### DIRECTION
Every line that contains the word "title" should be copied.

[Figure contents as structured data]
━━━━━━━━━━━━━━━━━━━━

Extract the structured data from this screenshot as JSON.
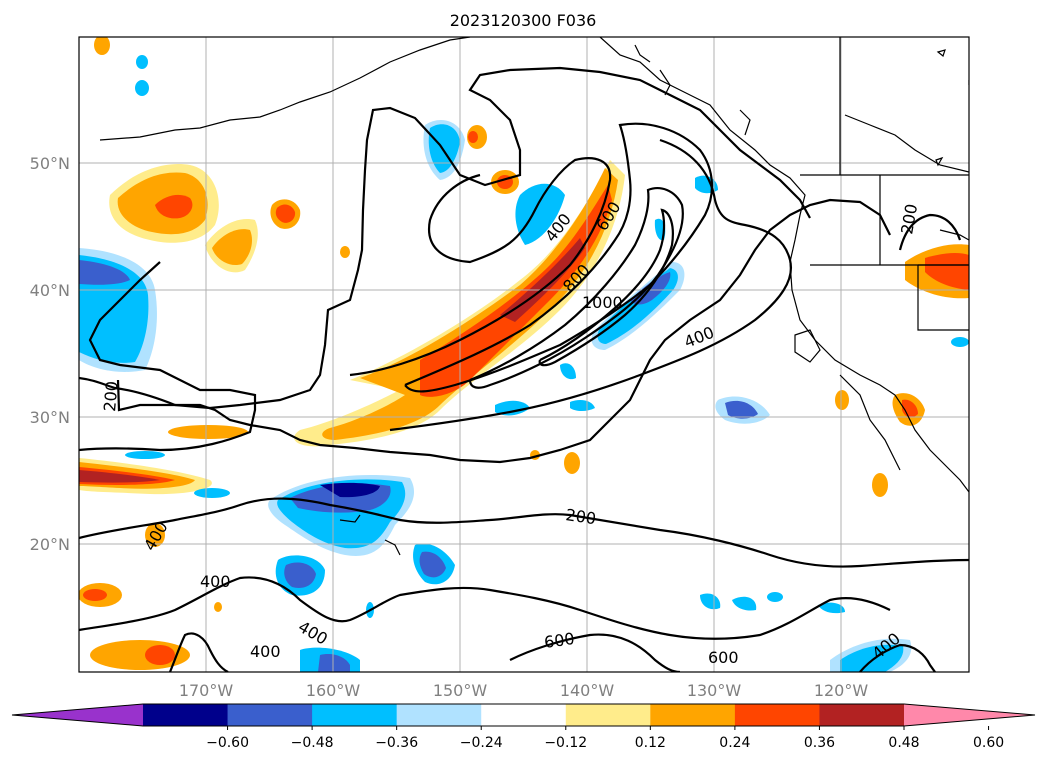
{
  "title": "2023120300 F036",
  "lat_labels": [
    "50°N",
    "40°N",
    "30°N",
    "20°N"
  ],
  "lon_labels": [
    "170°W",
    "160°W",
    "150°W",
    "140°W",
    "130°W",
    "120°W"
  ],
  "colorbar": {
    "ticks": [
      "−0.60",
      "−0.48",
      "−0.36",
      "−0.24",
      "−0.12",
      "0.12",
      "0.24",
      "0.36",
      "0.48",
      "0.60"
    ],
    "colors": [
      "#9932cc",
      "#00008b",
      "#3a5fcd",
      "#00bfff",
      "#b0e2ff",
      "#ffffff",
      "#ffec8b",
      "#ffa500",
      "#ff4500",
      "#b22222",
      "#ff88aa"
    ]
  },
  "contour_labels": [
    {
      "name": "contour-label-200-west",
      "text": "200"
    },
    {
      "name": "contour-label-400-nw",
      "text": "400"
    },
    {
      "name": "contour-label-600",
      "text": "600"
    },
    {
      "name": "contour-label-800",
      "text": "800"
    },
    {
      "name": "contour-label-1000",
      "text": "1000"
    },
    {
      "name": "contour-label-400-east",
      "text": "400"
    },
    {
      "name": "contour-label-200-coast",
      "text": "200"
    },
    {
      "name": "contour-label-200-south",
      "text": "200"
    },
    {
      "name": "contour-label-400-sw",
      "text": "400"
    },
    {
      "name": "contour-label-400-s1",
      "text": "400"
    },
    {
      "name": "contour-label-400-s2",
      "text": "400"
    },
    {
      "name": "contour-label-400-s3",
      "text": "400"
    },
    {
      "name": "contour-label-600-s1",
      "text": "600"
    },
    {
      "name": "contour-label-600-s2",
      "text": "600"
    },
    {
      "name": "contour-label-400-se",
      "text": "400"
    }
  ]
}
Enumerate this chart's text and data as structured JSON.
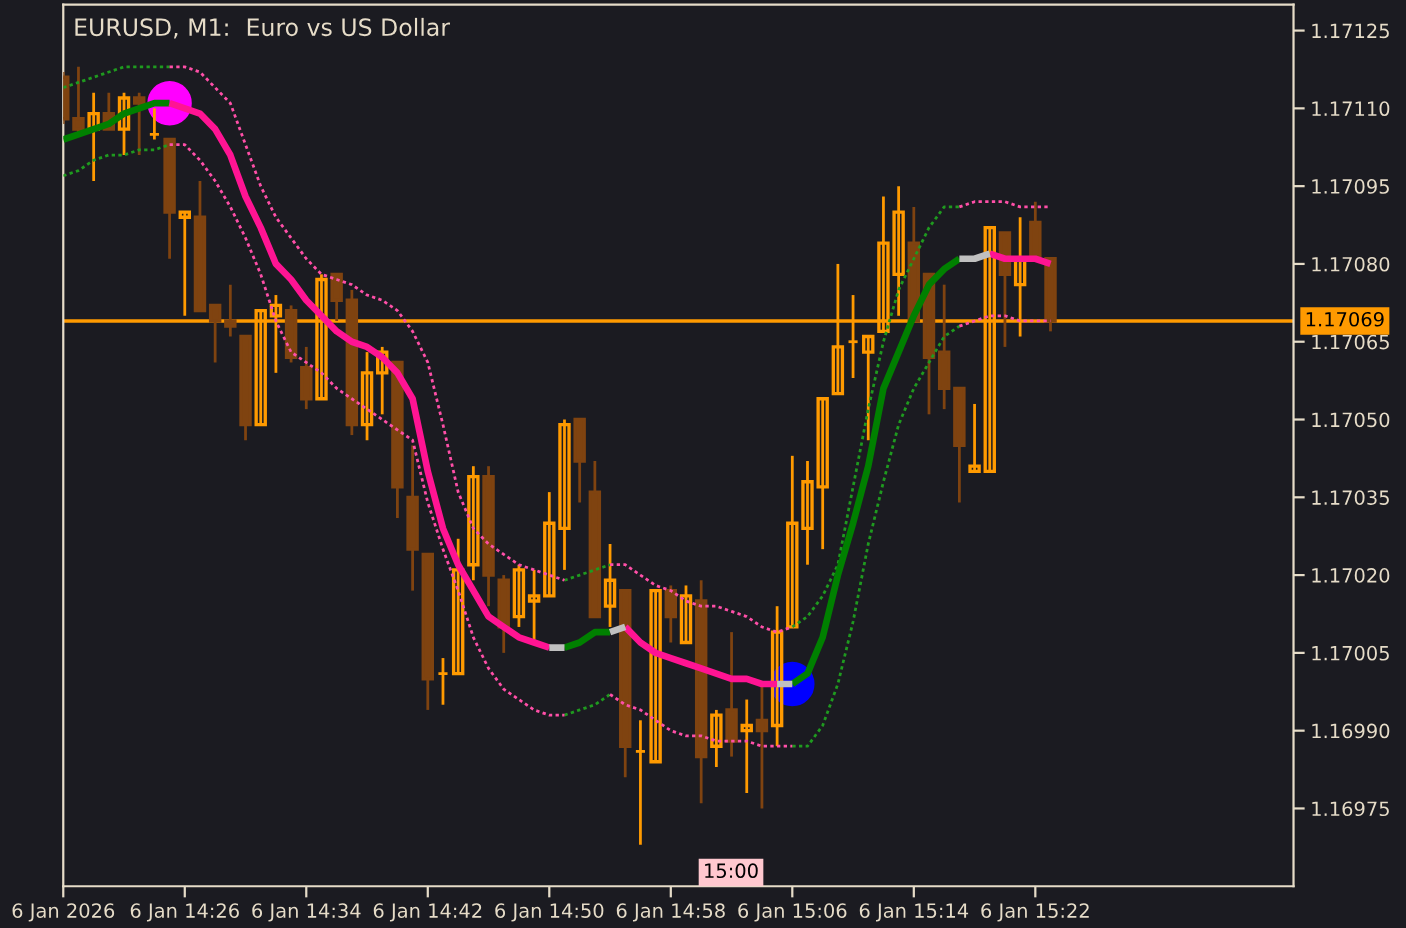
{
  "chart_data": {
    "type": "candlestick",
    "title": "EURUSD, M1:  Euro vs US Dollar",
    "x": [
      "2026-01-06T14:18",
      "2026-01-06T14:19",
      "2026-01-06T14:20",
      "2026-01-06T14:21",
      "2026-01-06T14:22",
      "2026-01-06T14:23",
      "2026-01-06T14:24",
      "2026-01-06T14:25",
      "2026-01-06T14:26",
      "2026-01-06T14:27",
      "2026-01-06T14:28",
      "2026-01-06T14:29",
      "2026-01-06T14:30",
      "2026-01-06T14:31",
      "2026-01-06T14:32",
      "2026-01-06T14:33",
      "2026-01-06T14:34",
      "2026-01-06T14:35",
      "2026-01-06T14:36",
      "2026-01-06T14:37",
      "2026-01-06T14:38",
      "2026-01-06T14:39",
      "2026-01-06T14:40",
      "2026-01-06T14:41",
      "2026-01-06T14:42",
      "2026-01-06T14:43",
      "2026-01-06T14:44",
      "2026-01-06T14:45",
      "2026-01-06T14:46",
      "2026-01-06T14:47",
      "2026-01-06T14:48",
      "2026-01-06T14:49",
      "2026-01-06T14:50",
      "2026-01-06T14:51",
      "2026-01-06T14:52",
      "2026-01-06T14:53",
      "2026-01-06T14:54",
      "2026-01-06T14:55",
      "2026-01-06T14:56",
      "2026-01-06T14:57",
      "2026-01-06T14:58",
      "2026-01-06T14:59",
      "2026-01-06T15:00",
      "2026-01-06T15:01",
      "2026-01-06T15:02",
      "2026-01-06T15:03",
      "2026-01-06T15:04",
      "2026-01-06T15:05",
      "2026-01-06T15:06",
      "2026-01-06T15:07",
      "2026-01-06T15:08",
      "2026-01-06T15:09",
      "2026-01-06T15:10",
      "2026-01-06T15:11",
      "2026-01-06T15:12",
      "2026-01-06T15:13",
      "2026-01-06T15:14",
      "2026-01-06T15:15",
      "2026-01-06T15:16",
      "2026-01-06T15:17",
      "2026-01-06T15:18",
      "2026-01-06T15:19",
      "2026-01-06T15:20",
      "2026-01-06T15:21",
      "2026-01-06T15:22",
      "2026-01-06T15:23"
    ],
    "ohlc": [
      [
        1.17116,
        1.17117,
        1.17107,
        1.17108
      ],
      [
        1.17108,
        1.17118,
        1.17105,
        1.17106
      ],
      [
        1.17106,
        1.17113,
        1.17096,
        1.17109
      ],
      [
        1.17109,
        1.17113,
        1.17106,
        1.17106
      ],
      [
        1.17106,
        1.17113,
        1.17101,
        1.17112
      ],
      [
        1.17112,
        1.17113,
        1.17101,
        1.17111
      ],
      [
        1.17105,
        1.1711,
        1.17104,
        1.17105
      ],
      [
        1.17104,
        1.17104,
        1.17081,
        1.1709
      ],
      [
        1.17089,
        1.1709,
        1.1707,
        1.1709
      ],
      [
        1.17089,
        1.17096,
        1.17071,
        1.17071
      ],
      [
        1.17072,
        1.17072,
        1.17061,
        1.17069
      ],
      [
        1.17069,
        1.17076,
        1.17066,
        1.17068
      ],
      [
        1.17066,
        1.17066,
        1.17046,
        1.17049
      ],
      [
        1.17049,
        1.17071,
        1.17049,
        1.17071
      ],
      [
        1.1707,
        1.17074,
        1.17059,
        1.17072
      ],
      [
        1.17071,
        1.17072,
        1.17061,
        1.17062
      ],
      [
        1.1706,
        1.17064,
        1.17052,
        1.17054
      ],
      [
        1.17054,
        1.17078,
        1.17054,
        1.17077
      ],
      [
        1.17078,
        1.17078,
        1.17069,
        1.17073
      ],
      [
        1.17073,
        1.17075,
        1.17047,
        1.17049
      ],
      [
        1.17049,
        1.17063,
        1.17046,
        1.17059
      ],
      [
        1.17059,
        1.17064,
        1.17051,
        1.17063
      ],
      [
        1.17061,
        1.17061,
        1.17031,
        1.17037
      ],
      [
        1.17035,
        1.17045,
        1.17017,
        1.17025
      ],
      [
        1.17024,
        1.17024,
        1.16994,
        1.17
      ],
      [
        1.17001,
        1.17004,
        1.16995,
        1.17001
      ],
      [
        1.17001,
        1.17027,
        1.17001,
        1.17021
      ],
      [
        1.17022,
        1.17041,
        1.17019,
        1.17039
      ],
      [
        1.17039,
        1.17041,
        1.17014,
        1.1702
      ],
      [
        1.17019,
        1.1702,
        1.17005,
        1.1701
      ],
      [
        1.17012,
        1.17022,
        1.1701,
        1.17021
      ],
      [
        1.17015,
        1.17021,
        1.17007,
        1.17016
      ],
      [
        1.17016,
        1.17036,
        1.17016,
        1.1703
      ],
      [
        1.17029,
        1.1705,
        1.17021,
        1.17049
      ],
      [
        1.1705,
        1.1705,
        1.17034,
        1.17042
      ],
      [
        1.17036,
        1.17042,
        1.17012,
        1.17012
      ],
      [
        1.17014,
        1.17026,
        1.1701,
        1.17019
      ],
      [
        1.17017,
        1.17017,
        1.16981,
        1.16987
      ],
      [
        1.16986,
        1.16992,
        1.16968,
        1.16986
      ],
      [
        1.16984,
        1.17017,
        1.16984,
        1.17017
      ],
      [
        1.17017,
        1.17018,
        1.17007,
        1.17012
      ],
      [
        1.17007,
        1.17018,
        1.17007,
        1.17016
      ],
      [
        1.17015,
        1.17019,
        1.16976,
        1.16985
      ],
      [
        1.16987,
        1.16994,
        1.16983,
        1.16993
      ],
      [
        1.16994,
        1.17009,
        1.16985,
        1.16988
      ],
      [
        1.1699,
        1.16996,
        1.16978,
        1.16991
      ],
      [
        1.16992,
        1.16999,
        1.16975,
        1.1699
      ],
      [
        1.16991,
        1.17014,
        1.16987,
        1.17009
      ],
      [
        1.1701,
        1.17043,
        1.1701,
        1.1703
      ],
      [
        1.17029,
        1.17042,
        1.17022,
        1.17038
      ],
      [
        1.17037,
        1.17054,
        1.17025,
        1.17054
      ],
      [
        1.17055,
        1.1708,
        1.17055,
        1.17064
      ],
      [
        1.17065,
        1.17074,
        1.17058,
        1.17065
      ],
      [
        1.17063,
        1.17066,
        1.17046,
        1.17066
      ],
      [
        1.17067,
        1.17093,
        1.17067,
        1.17084
      ],
      [
        1.17078,
        1.17095,
        1.1707,
        1.1709
      ],
      [
        1.17084,
        1.17091,
        1.17069,
        1.17069
      ],
      [
        1.17078,
        1.17078,
        1.17051,
        1.17062
      ],
      [
        1.17063,
        1.17076,
        1.17052,
        1.17056
      ],
      [
        1.17056,
        1.17056,
        1.17034,
        1.17045
      ],
      [
        1.1704,
        1.17053,
        1.1704,
        1.17041
      ],
      [
        1.1704,
        1.17087,
        1.1704,
        1.17087
      ],
      [
        1.17086,
        1.17086,
        1.17064,
        1.17078
      ],
      [
        1.17076,
        1.17089,
        1.17066,
        1.17081
      ],
      [
        1.17088,
        1.17092,
        1.17081,
        1.17081
      ],
      [
        1.17081,
        1.17081,
        1.17067,
        1.17069
      ]
    ],
    "colors": [
      "#7f4310",
      "#7f4310",
      "#ff9a00",
      "#7f4310",
      "#ff9a00",
      "#7f4310",
      "#ff9a00",
      "#7f4310",
      "#ff9a00",
      "#7f4310",
      "#7f4310",
      "#7f4310",
      "#7f4310",
      "#ff9a00",
      "#ff9a00",
      "#7f4310",
      "#7f4310",
      "#ff9a00",
      "#7f4310",
      "#7f4310",
      "#ff9a00",
      "#ff9a00",
      "#7f4310",
      "#7f4310",
      "#7f4310",
      "#ff9a00",
      "#ff9a00",
      "#ff9a00",
      "#7f4310",
      "#7f4310",
      "#ff9a00",
      "#ff9a00",
      "#ff9a00",
      "#ff9a00",
      "#7f4310",
      "#7f4310",
      "#ff9a00",
      "#7f4310",
      "#ff9a00",
      "#ff9a00",
      "#7f4310",
      "#ff9a00",
      "#7f4310",
      "#ff9a00",
      "#7f4310",
      "#ff9a00",
      "#7f4310",
      "#ff9a00",
      "#ff9a00",
      "#ff9a00",
      "#ff9a00",
      "#ff9a00",
      "#ff9a00",
      "#ff9a00",
      "#ff9a00",
      "#ff9a00",
      "#7f4310",
      "#7f4310",
      "#7f4310",
      "#7f4310",
      "#ff9a00",
      "#ff9a00",
      "#7f4310",
      "#ff9a00",
      "#7f4310",
      "#7f4310"
    ],
    "series": [
      {
        "type": "line",
        "line_style": "dashed",
        "color": "#1f9a1f",
        "values": [
          1.17114,
          1.17115,
          1.17116,
          1.17117,
          1.17118,
          1.17118,
          1.17118,
          1.17118,
          null,
          null,
          null,
          null,
          null,
          null,
          null,
          null,
          null,
          null,
          null,
          null,
          null,
          null,
          null,
          null,
          null,
          null,
          null,
          null,
          null,
          null,
          null,
          null,
          null,
          1.17019,
          1.1702,
          1.17021,
          1.17022,
          null,
          null,
          null,
          null,
          null,
          null,
          null,
          null,
          null,
          null,
          null,
          1.1701,
          1.17012,
          1.17016,
          1.17022,
          1.17037,
          1.17052,
          1.17065,
          1.17075,
          1.17081,
          1.17087,
          1.17091,
          1.17091,
          null,
          null,
          null,
          null,
          null,
          null
        ]
      },
      {
        "type": "line",
        "line_style": "dashed",
        "color": "#ff4fa8",
        "values": [
          null,
          null,
          null,
          null,
          null,
          null,
          null,
          1.17118,
          1.17118,
          1.17117,
          1.17114,
          1.17111,
          1.17103,
          1.17095,
          1.17089,
          1.17085,
          1.17081,
          1.17078,
          1.17077,
          1.17076,
          1.17074,
          1.17073,
          1.17071,
          1.17067,
          1.17061,
          1.17049,
          1.17036,
          1.17029,
          1.17026,
          1.17024,
          1.17022,
          1.17021,
          1.1702,
          1.17019,
          null,
          null,
          1.17022,
          1.17022,
          1.1702,
          1.17018,
          1.17017,
          1.17015,
          1.17014,
          1.17014,
          1.17013,
          1.17012,
          1.1701,
          1.17009,
          1.1701,
          null,
          null,
          null,
          null,
          null,
          null,
          null,
          null,
          null,
          null,
          1.17091,
          1.17092,
          1.17092,
          1.17092,
          1.17091,
          1.17091,
          1.17091
        ]
      },
      {
        "type": "line",
        "line_style": "dashed",
        "color": "#1f9a1f",
        "values": [
          1.17097,
          1.17098,
          1.171,
          1.17101,
          1.17101,
          1.17102,
          1.17102,
          1.17103,
          null,
          null,
          null,
          null,
          null,
          null,
          null,
          null,
          null,
          null,
          null,
          null,
          null,
          null,
          null,
          null,
          null,
          null,
          null,
          null,
          null,
          null,
          null,
          null,
          null,
          1.16993,
          1.16994,
          1.16995,
          1.16997,
          null,
          null,
          null,
          null,
          null,
          null,
          null,
          null,
          null,
          null,
          null,
          1.16987,
          1.16987,
          1.16991,
          1.16999,
          1.17011,
          1.17026,
          1.17038,
          1.17049,
          1.17056,
          1.17061,
          1.17066,
          1.17068,
          null,
          null,
          null,
          null,
          null,
          null
        ]
      },
      {
        "type": "line",
        "line_style": "dashed",
        "color": "#ff4fa8",
        "values": [
          null,
          null,
          null,
          null,
          null,
          null,
          null,
          1.17103,
          1.17103,
          1.171,
          1.17096,
          1.17091,
          1.17085,
          1.17078,
          1.17069,
          1.17063,
          1.17061,
          1.17059,
          1.17056,
          1.17054,
          1.17052,
          1.1705,
          1.17048,
          1.17046,
          1.17034,
          1.17025,
          1.17017,
          1.17008,
          1.17002,
          1.16998,
          1.16996,
          1.16994,
          1.16993,
          1.16993,
          null,
          null,
          1.16997,
          1.16995,
          1.16994,
          1.16992,
          1.1699,
          1.16989,
          1.16989,
          1.16988,
          1.16988,
          1.16988,
          1.16987,
          1.16987,
          1.16987,
          null,
          null,
          null,
          null,
          null,
          null,
          null,
          null,
          null,
          null,
          1.17068,
          1.17069,
          1.1707,
          1.1707,
          1.17069,
          1.17069,
          1.17069
        ]
      },
      {
        "type": "line",
        "line_style": "solid",
        "color": "#008000",
        "values": [
          1.17104,
          1.17105,
          1.17106,
          1.17107,
          1.17109,
          1.1711,
          1.17111,
          1.17111,
          null,
          null,
          null,
          null,
          null,
          null,
          null,
          null,
          null,
          null,
          null,
          null,
          null,
          null,
          null,
          null,
          null,
          null,
          null,
          null,
          null,
          null,
          null,
          null,
          null,
          1.17006,
          1.17007,
          1.17009,
          1.17009,
          null,
          null,
          null,
          null,
          null,
          null,
          null,
          null,
          null,
          null,
          null,
          1.16999,
          1.17001,
          1.17008,
          1.1702,
          1.1703,
          1.17041,
          1.17056,
          1.17063,
          1.1707,
          1.17076,
          1.17079,
          1.17081,
          null,
          null,
          null,
          null,
          null,
          null
        ]
      },
      {
        "type": "line",
        "line_style": "solid",
        "color": "#ff1493",
        "values": [
          null,
          null,
          null,
          null,
          null,
          null,
          null,
          1.17111,
          1.1711,
          1.17109,
          1.17106,
          1.17101,
          1.17093,
          1.17087,
          1.1708,
          1.17077,
          1.17073,
          1.1707,
          1.17067,
          1.17065,
          1.17064,
          1.17062,
          1.17059,
          1.17054,
          1.1704,
          1.17029,
          1.17022,
          1.17017,
          1.17012,
          1.1701,
          1.17008,
          1.17007,
          1.17006,
          null,
          null,
          null,
          null,
          1.1701,
          1.17007,
          1.17005,
          1.17004,
          1.17003,
          1.17002,
          1.17001,
          1.17,
          1.17,
          1.16999,
          1.16999,
          null,
          null,
          null,
          null,
          null,
          null,
          null,
          null,
          null,
          null,
          null,
          null,
          null,
          1.17082,
          1.17081,
          1.17081,
          1.17081,
          1.1708
        ]
      },
      {
        "type": "line",
        "line_style": "solid",
        "color": "#c0c0c0",
        "values": [
          null,
          null,
          null,
          null,
          null,
          null,
          null,
          null,
          null,
          null,
          null,
          null,
          null,
          null,
          null,
          null,
          null,
          null,
          null,
          null,
          null,
          null,
          null,
          null,
          null,
          null,
          null,
          null,
          null,
          null,
          null,
          null,
          1.17006,
          1.17006,
          null,
          null,
          1.17009,
          1.1701,
          null,
          null,
          null,
          null,
          null,
          null,
          null,
          null,
          null,
          1.16999,
          1.16999,
          null,
          null,
          null,
          null,
          null,
          null,
          null,
          null,
          null,
          null,
          null,
          null,
          null,
          null,
          null,
          null,
          null
        ]
      },
      {
        "type": "line",
        "line_style": "solid",
        "color": "#c0c0c0",
        "x": [
          "2026-01-06T15:17",
          "2026-01-06T15:18",
          "2026-01-06T15:19"
        ],
        "values": [
          1.17081,
          1.17081,
          1.17082
        ]
      },
      {
        "type": "scatter",
        "marker": "circle",
        "color": "#ff00ff",
        "x": [
          "2026-01-06T14:25"
        ],
        "values": [
          1.17111
        ]
      },
      {
        "type": "scatter",
        "marker": "circle",
        "color": "#0000ff",
        "x": [
          "2026-01-06T15:06"
        ],
        "values": [
          1.16999
        ]
      }
    ],
    "xlim": [
      "2026-01-06T14:18",
      "2026-01-06T15:39"
    ],
    "xticks": [
      {
        "value": "2026-01-06T14:18",
        "label": "6 Jan 2026"
      },
      {
        "value": "2026-01-06T14:26",
        "label": "6 Jan 14:26"
      },
      {
        "value": "2026-01-06T14:34",
        "label": "6 Jan 14:34"
      },
      {
        "value": "2026-01-06T14:42",
        "label": "6 Jan 14:42"
      },
      {
        "value": "2026-01-06T14:50",
        "label": "6 Jan 14:50"
      },
      {
        "value": "2026-01-06T14:58",
        "label": "6 Jan 14:58"
      },
      {
        "value": "2026-01-06T15:06",
        "label": "6 Jan 15:06"
      },
      {
        "value": "2026-01-06T15:14",
        "label": "6 Jan 15:14"
      },
      {
        "value": "2026-01-06T15:22",
        "label": "6 Jan 15:22"
      }
    ],
    "ylim": [
      1.1696,
      1.1713
    ],
    "yticks": [
      1.16975,
      {
        "value": 1.1699,
        "label": "1.16990"
      },
      1.17005,
      {
        "value": 1.1702,
        "label": "1.17020"
      },
      1.17035,
      {
        "value": 1.1705,
        "label": "1.17050"
      },
      1.17065,
      {
        "value": 1.1708,
        "label": "1.17080"
      },
      1.17095,
      {
        "value": 1.1711,
        "label": "1.17110"
      },
      1.17125
    ],
    "ref_lines": [
      {
        "axis": "y",
        "value": 1.17069,
        "label": "1.17069",
        "color": "#ff9a00"
      }
    ],
    "annotations": [
      "15:00"
    ],
    "grid": false,
    "legend": false
  }
}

━━━━━━━━━━━━━━━━━━━━

### EXERCISE RESPONSE
  "title": "2023120300 F036",
    "title": "EURUSD, M1:  Euro vs US Dollar",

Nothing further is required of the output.